_Instructions for the task_: Below are some entries; can you quote all of them exactly?
= = =
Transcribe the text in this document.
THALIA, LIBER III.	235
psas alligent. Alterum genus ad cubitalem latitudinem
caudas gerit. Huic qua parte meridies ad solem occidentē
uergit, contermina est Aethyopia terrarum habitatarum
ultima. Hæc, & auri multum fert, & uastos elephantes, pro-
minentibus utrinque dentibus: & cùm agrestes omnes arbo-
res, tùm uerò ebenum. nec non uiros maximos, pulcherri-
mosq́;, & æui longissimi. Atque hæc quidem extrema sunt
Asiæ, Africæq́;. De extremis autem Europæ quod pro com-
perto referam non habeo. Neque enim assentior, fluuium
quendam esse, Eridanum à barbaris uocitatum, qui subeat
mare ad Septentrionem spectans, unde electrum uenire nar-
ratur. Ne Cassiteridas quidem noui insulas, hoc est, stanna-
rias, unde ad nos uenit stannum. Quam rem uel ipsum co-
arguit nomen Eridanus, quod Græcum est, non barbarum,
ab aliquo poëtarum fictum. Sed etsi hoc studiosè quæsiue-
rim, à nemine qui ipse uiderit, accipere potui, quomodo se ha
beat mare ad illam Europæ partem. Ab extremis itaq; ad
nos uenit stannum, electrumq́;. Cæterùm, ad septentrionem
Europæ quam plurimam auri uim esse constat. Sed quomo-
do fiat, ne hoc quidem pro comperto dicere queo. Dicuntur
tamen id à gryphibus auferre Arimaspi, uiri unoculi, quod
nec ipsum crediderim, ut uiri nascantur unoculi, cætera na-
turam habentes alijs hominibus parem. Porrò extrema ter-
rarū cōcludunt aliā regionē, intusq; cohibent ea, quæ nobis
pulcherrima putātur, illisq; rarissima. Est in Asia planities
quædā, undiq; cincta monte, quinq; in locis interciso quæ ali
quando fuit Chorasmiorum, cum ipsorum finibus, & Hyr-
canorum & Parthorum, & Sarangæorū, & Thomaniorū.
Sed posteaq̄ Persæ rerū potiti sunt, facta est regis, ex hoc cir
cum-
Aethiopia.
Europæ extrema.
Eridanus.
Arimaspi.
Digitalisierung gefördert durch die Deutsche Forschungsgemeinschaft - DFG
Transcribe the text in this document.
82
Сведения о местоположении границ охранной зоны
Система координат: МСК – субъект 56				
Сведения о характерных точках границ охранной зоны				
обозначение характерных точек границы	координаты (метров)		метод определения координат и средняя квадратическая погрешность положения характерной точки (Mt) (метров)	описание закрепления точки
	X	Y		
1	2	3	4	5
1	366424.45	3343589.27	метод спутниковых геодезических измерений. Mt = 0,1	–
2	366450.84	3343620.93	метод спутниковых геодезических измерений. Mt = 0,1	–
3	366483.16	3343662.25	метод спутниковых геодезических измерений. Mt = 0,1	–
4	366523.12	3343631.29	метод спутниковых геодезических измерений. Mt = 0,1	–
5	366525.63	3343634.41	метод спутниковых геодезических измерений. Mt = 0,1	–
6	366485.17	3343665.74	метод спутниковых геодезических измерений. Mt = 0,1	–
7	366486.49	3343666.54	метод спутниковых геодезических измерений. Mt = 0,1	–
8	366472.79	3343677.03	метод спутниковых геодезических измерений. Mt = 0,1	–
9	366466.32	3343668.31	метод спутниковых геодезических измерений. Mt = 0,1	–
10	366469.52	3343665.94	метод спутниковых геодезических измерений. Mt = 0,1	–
= = =
_Answer to the task_:
Transcribe the text in this document.
THALIA, LIBER III.	235
psas alligent. Alterum genus ad cubitalem latitudinem
caudas gerit. Huic qua parte meridies ad solem occidentē
uergit, contermina est Aethyopia terrarum habitatarum
ultima. Hæc, & auri multum fert, & uastos elephantes, pro-
minentibus utrinque dentibus: & cùm agrestes omnes arbo-
res, tùm uerò ebenum. nec non uiros maximos, pulcherri-
mosq́;, & æui longissimi. Atque hæc quidem extrema sunt
Asiæ, Africæq́;. De extremis autem Europæ quod pro com-
perto referam non habeo. Neque enim assentior, fluuium
quendam esse, Eridanum à barbaris uocitatum, qui subeat
mare ad Septentrionem spectans, unde electrum uenire nar-
ratur. Ne Cassiteridas quidem noui insulas, hoc est, stanna-
rias, unde ad nos uenit stannum. Quam rem uel ipsum co-
arguit nomen Eridanus, quod Græcum est, non barbarum,
ab aliquo poëtarum fictum. Sed etsi hoc studiosè quæsiue-
rim, à nemine qui ipse uiderit, accipere potui, quomodo se ha
beat mare ad illam Europæ partem. Ab extremis itaq; ad
nos uenit stannum, electrumq́;. Cæterùm, ad septentrionem
Europæ quam plurimam auri uim esse constat. Sed quomo-
do fiat, ne hoc quidem pro comperto dicere queo. Dicuntur
tamen id à gryphibus auferre Arimaspi, uiri unoculi, quod
nec ipsum crediderim, ut uiri nascantur unoculi, cætera na-
turam habentes alijs hominibus parem. Porrò extrema ter-
rarū cōcludunt aliā regionē, intusq; cohibent ea, quæ nobis
pulcherrima putātur, illisq; rarissima. Est in Asia planities
quædā, undiq; cincta monte, quinq; in locis interciso quæ ali
quando fuit Chorasmiorum, cum ipsorum finibus, & Hyr-
canorum & Parthorum, & Sarangæorū, & Thomaniorū.
Sed posteaq̄ Persæ rerū potiti sunt, facta est regis, ex hoc cir
cum-
Aethiopia.
Europæ extrema.
Eridanus.
Arimaspi.
Digitalisierung gefördert durch die Deutsche Forschungsgemeinschaft - DFG
Transcribe the text in this document.
82
Сведения о местоположении границ охранной зоны
Система координат: МСК – субъект 56				
Сведения о характерных точках границ охранной зоны				
обозначение характерных точек границы	координаты (метров)		метод определения координат и средняя квадратическая погрешность положения характерной точки (Mt) (метров)	описание закрепления точки
	X	Y		
1	2	3	4	5
1	366424.45	3343589.27	метод спутниковых геодезических измерений. Mt = 0,1	–
2	366450.84	3343620.93	метод спутниковых геодезических измерений. Mt = 0,1	–
3	366483.16	3343662.25	метод спутниковых геодезических измерений. Mt = 0,1	–
4	366523.12	3343631.29	метод спутниковых геодезических измерений. Mt = 0,1	–
5	366525.63	3343634.41	метод спутниковых геодезических измерений. Mt = 0,1	–
6	366485.17	3343665.74	метод спутниковых геодезических измерений. Mt = 0,1	–
7	366486.49	3343666.54	метод спутниковых геодезических измерений. Mt = 0,1	–
8	366472.79	3343677.03	метод спутниковых геодезических измерений. Mt = 0,1	–
9	366466.32	3343668.31	метод спутниковых геодезических измерений. Mt = 0,1	–
10	366469.52	3343665.94	метод спутниковых геодезических измерений. Mt = 0,1	–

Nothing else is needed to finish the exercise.